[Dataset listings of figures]
● ● ● ● ● ● ●

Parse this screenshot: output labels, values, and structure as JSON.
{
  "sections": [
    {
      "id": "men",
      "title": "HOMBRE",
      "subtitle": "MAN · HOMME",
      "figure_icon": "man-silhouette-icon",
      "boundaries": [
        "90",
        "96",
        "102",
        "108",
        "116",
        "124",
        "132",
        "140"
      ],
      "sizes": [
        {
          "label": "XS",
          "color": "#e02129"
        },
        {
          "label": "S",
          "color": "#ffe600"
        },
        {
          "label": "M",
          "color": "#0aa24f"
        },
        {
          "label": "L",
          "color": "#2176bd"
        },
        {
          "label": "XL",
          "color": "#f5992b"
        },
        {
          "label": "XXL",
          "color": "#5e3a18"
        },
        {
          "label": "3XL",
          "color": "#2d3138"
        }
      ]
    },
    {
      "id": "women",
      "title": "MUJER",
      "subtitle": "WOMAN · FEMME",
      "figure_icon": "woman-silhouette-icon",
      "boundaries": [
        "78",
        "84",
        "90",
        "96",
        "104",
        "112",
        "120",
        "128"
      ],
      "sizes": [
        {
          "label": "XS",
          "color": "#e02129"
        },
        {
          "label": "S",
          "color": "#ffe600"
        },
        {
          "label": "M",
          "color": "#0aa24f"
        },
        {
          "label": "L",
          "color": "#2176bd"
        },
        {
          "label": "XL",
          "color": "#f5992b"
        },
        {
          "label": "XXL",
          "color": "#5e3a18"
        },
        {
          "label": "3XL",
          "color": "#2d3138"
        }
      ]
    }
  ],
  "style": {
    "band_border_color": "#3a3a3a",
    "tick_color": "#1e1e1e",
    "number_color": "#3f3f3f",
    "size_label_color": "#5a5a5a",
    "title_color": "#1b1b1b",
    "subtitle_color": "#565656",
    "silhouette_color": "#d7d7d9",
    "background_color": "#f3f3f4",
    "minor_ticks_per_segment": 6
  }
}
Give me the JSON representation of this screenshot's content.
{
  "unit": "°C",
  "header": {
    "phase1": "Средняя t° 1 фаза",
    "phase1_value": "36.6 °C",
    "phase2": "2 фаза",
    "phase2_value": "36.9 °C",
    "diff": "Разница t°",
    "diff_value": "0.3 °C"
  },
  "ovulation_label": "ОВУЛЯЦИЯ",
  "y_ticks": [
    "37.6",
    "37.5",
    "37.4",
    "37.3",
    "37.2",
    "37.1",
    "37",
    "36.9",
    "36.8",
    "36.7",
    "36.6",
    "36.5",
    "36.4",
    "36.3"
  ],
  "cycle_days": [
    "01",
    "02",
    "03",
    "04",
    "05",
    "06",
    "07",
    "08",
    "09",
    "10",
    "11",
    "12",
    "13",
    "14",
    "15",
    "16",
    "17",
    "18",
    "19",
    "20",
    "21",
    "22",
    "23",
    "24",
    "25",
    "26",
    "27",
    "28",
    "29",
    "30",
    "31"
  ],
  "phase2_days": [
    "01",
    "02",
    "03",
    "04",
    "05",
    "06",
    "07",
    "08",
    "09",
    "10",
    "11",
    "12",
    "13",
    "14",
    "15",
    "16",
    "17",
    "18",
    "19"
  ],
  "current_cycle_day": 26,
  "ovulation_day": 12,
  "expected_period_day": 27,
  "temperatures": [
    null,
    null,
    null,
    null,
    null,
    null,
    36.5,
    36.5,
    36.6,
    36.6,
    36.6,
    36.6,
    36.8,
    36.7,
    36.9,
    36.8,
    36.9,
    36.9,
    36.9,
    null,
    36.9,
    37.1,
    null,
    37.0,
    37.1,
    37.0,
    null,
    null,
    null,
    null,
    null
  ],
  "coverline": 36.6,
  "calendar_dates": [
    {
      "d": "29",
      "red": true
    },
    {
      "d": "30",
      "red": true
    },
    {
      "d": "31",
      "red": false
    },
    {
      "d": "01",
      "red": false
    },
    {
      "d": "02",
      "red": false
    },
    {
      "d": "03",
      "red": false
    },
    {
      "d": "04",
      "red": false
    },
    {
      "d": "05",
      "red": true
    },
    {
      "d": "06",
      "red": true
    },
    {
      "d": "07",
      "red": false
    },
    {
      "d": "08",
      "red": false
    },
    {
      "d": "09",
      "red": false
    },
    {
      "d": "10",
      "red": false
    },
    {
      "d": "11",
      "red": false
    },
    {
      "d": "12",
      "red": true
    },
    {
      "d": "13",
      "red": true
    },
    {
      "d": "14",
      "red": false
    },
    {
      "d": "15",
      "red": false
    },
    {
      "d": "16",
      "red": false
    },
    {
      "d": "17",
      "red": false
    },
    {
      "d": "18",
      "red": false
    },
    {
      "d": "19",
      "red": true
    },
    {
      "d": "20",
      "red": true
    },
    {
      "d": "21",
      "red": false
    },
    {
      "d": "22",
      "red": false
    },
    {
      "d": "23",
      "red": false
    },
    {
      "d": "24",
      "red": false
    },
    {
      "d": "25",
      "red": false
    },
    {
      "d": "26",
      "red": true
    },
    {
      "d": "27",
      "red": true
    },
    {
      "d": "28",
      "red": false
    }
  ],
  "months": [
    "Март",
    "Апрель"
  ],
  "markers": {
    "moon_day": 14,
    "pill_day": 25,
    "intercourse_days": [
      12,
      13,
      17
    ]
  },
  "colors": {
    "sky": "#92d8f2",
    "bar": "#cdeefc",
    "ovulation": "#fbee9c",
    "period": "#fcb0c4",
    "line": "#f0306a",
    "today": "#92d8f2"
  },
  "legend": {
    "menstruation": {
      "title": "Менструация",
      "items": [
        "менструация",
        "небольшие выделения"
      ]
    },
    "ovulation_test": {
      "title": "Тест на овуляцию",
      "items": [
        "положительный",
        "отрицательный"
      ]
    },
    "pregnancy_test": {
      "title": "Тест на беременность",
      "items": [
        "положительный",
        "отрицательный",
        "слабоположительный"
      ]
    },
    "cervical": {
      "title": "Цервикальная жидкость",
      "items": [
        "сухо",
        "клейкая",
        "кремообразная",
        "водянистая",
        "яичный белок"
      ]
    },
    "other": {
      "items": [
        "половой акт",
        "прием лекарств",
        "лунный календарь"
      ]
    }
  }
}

● ● ● ● ● ● ●

**WORK TO DO**
All records above must be set down exactly, please.

**ANSWER**
Parse this screenshot: output labels, values, and structure as JSON.
{
  "sections": [
    {
      "id": "men",
      "title": "HOMBRE",
      "subtitle": "MAN · HOMME",
      "figure_icon": "man-silhouette-icon",
      "boundaries": [
        "90",
        "96",
        "102",
        "108",
        "116",
        "124",
        "132",
        "140"
      ],
      "sizes": [
        {
          "label": "XS",
          "color": "#e02129"
        },
        {
          "label": "S",
          "color": "#ffe600"
        },
        {
          "label": "M",
          "color": "#0aa24f"
        },
        {
          "label": "L",
          "color": "#2176bd"
        },
        {
          "label": "XL",
          "color": "#f5992b"
        },
        {
          "label": "XXL",
          "color": "#5e3a18"
        },
        {
          "label": "3XL",
          "color": "#2d3138"
        }
      ]
    },
    {
      "id": "women",
      "title": "MUJER",
      "subtitle": "WOMAN · FEMME",
      "figure_icon": "woman-silhouette-icon",
      "boundaries": [
        "78",
        "84",
        "90",
        "96",
        "104",
        "112",
        "120",
        "128"
      ],
      "sizes": [
        {
          "label": "XS",
          "color": "#e02129"
        },
        {
          "label": "S",
          "color": "#ffe600"
        },
        {
          "label": "M",
          "color": "#0aa24f"
        },
        {
          "label": "L",
          "color": "#2176bd"
        },
        {
          "label": "XL",
          "color": "#f5992b"
        },
        {
          "label": "XXL",
          "color": "#5e3a18"
        },
        {
          "label": "3XL",
          "color": "#2d3138"
        }
      ]
    }
  ],
  "style": {
    "band_border_color": "#3a3a3a",
    "tick_color": "#1e1e1e",
    "number_color": "#3f3f3f",
    "size_label_color": "#5a5a5a",
    "title_color": "#1b1b1b",
    "subtitle_color": "#565656",
    "silhouette_color": "#d7d7d9",
    "background_color": "#f3f3f4",
    "minor_ticks_per_segment": 6
  }
}
Give me the JSON representation of this screenshot's content.
{
  "unit": "°C",
  "header": {
    "phase1": "Средняя t° 1 фаза",
    "phase1_value": "36.6 °C",
    "phase2": "2 фаза",
    "phase2_value": "36.9 °C",
    "diff": "Разница t°",
    "diff_value": "0.3 °C"
  },
  "ovulation_label": "ОВУЛЯЦИЯ",
  "y_ticks": [
    "37.6",
    "37.5",
    "37.4",
    "37.3",
    "37.2",
    "37.1",
    "37",
    "36.9",
    "36.8",
    "36.7",
    "36.6",
    "36.5",
    "36.4",
    "36.3"
  ],
  "cycle_days": [
    "01",
    "02",
    "03",
    "04",
    "05",
    "06",
    "07",
    "08",
    "09",
    "10",
    "11",
    "12",
    "13",
    "14",
    "15",
    "16",
    "17",
    "18",
    "19",
    "20",
    "21",
    "22",
    "23",
    "24",
    "25",
    "26",
    "27",
    "28",
    "29",
    "30",
    "31"
  ],
  "phase2_days": [
    "01",
    "02",
    "03",
    "04",
    "05",
    "06",
    "07",
    "08",
    "09",
    "10",
    "11",
    "12",
    "13",
    "14",
    "15",
    "16",
    "17",
    "18",
    "19"
  ],
  "current_cycle_day": 26,
  "ovulation_day": 12,
  "expected_period_day": 27,
  "temperatures": [
    null,
    null,
    null,
    null,
    null,
    null,
    36.5,
    36.5,
    36.6,
    36.6,
    36.6,
    36.6,
    36.8,
    36.7,
    36.9,
    36.8,
    36.9,
    36.9,
    36.9,
    null,
    36.9,
    37.1,
    null,
    37.0,
    37.1,
    37.0,
    null,
    null,
    null,
    null,
    null
  ],
  "coverline": 36.6,
  "calendar_dates": [
    {
      "d": "29",
      "red": true
    },
    {
      "d": "30",
      "red": true
    },
    {
      "d": "31",
      "red": false
    },
    {
      "d": "01",
      "red": false
    },
    {
      "d": "02",
      "red": false
    },
    {
      "d": "03",
      "red": false
    },
    {
      "d": "04",
      "red": false
    },
    {
      "d": "05",
      "red": true
    },
    {
      "d": "06",
      "red": true
    },
    {
      "d": "07",
      "red": false
    },
    {
      "d": "08",
      "red": false
    },
    {
      "d": "09",
      "red": false
    },
    {
      "d": "10",
      "red": false
    },
    {
      "d": "11",
      "red": false
    },
    {
      "d": "12",
      "red": true
    },
    {
      "d": "13",
      "red": true
    },
    {
      "d": "14",
      "red": false
    },
    {
      "d": "15",
      "red": false
    },
    {
      "d": "16",
      "red": false
    },
    {
      "d": "17",
      "red": false
    },
    {
      "d": "18",
      "red": false
    },
    {
      "d": "19",
      "red": true
    },
    {
      "d": "20",
      "red": true
    },
    {
      "d": "21",
      "red": false
    },
    {
      "d": "22",
      "red": false
    },
    {
      "d": "23",
      "red": false
    },
    {
      "d": "24",
      "red": false
    },
    {
      "d": "25",
      "red": false
    },
    {
      "d": "26",
      "red": true
    },
    {
      "d": "27",
      "red": true
    },
    {
      "d": "28",
      "red": false
    }
  ],
  "months": [
    "Март",
    "Апрель"
  ],
  "markers": {
    "moon_day": 14,
    "pill_day": 25,
    "intercourse_days": [
      12,
      13,
      17
    ]
  },
  "colors": {
    "sky": "#92d8f2",
    "bar": "#cdeefc",
    "ovulation": "#fbee9c",
    "period": "#fcb0c4",
    "line": "#f0306a",
    "today": "#92d8f2"
  },
  "legend": {
    "menstruation": {
      "title": "Менструация",
      "items": [
        "менструация",
        "небольшие выделения"
      ]
    },
    "ovulation_test": {
      "title": "Тест на овуляцию",
      "items": [
        "положительный",
        "отрицательный"
      ]
    },
    "pregnancy_test": {
      "title": "Тест на беременность",
      "items": [
        "положительный",
        "отрицательный",
        "слабоположительный"
      ]
    },
    "cervical": {
      "title": "Цервикальная жидкость",
      "items": [
        "сухо",
        "клейкая",
        "кремообразная",
        "водянистая",
        "яичный белок"
      ]
    },
    "other": {
      "items": [
        "половой акт",
        "прием лекарств",
        "лунный календарь"
      ]
    }
  }
}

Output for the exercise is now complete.